Requirements — Report how many lines of the listing below include the word "filing". Give nothing but the number.
- - - - -
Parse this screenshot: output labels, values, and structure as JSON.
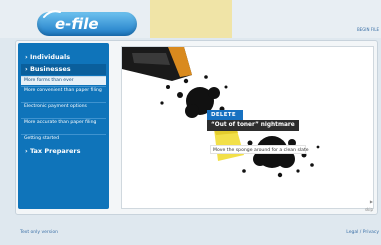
{
  "logo": {
    "text": "e-file"
  },
  "header": {
    "top_link": "BEGIN FILE"
  },
  "sidebar": {
    "items": [
      {
        "label": "› Individuals"
      },
      {
        "label": "› Businesses"
      },
      {
        "label": "› Tax Preparers"
      }
    ],
    "sub_items": [
      {
        "label": "More forms than ever"
      },
      {
        "label": "More convenient than paper filing"
      },
      {
        "label": "Electronic payment options"
      },
      {
        "label": "More accurate than paper filing"
      },
      {
        "label": "Getting started"
      }
    ]
  },
  "stage": {
    "delete_label": "DELETE",
    "title": "“Out of toner” nightmare",
    "caption": "Move the sponge around for a clean slate",
    "skip_label": "▶ skip"
  },
  "footer": {
    "left_link": "Text only version",
    "right_link": "Legal / Privacy"
  },
  "colors": {
    "brand_blue": "#0f74ba",
    "accent_blue": "#1771c1",
    "gold": "#f6dd68",
    "sponge_yellow": "#f2e04a"
  }
}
- - - - -
Response for this exercise — 2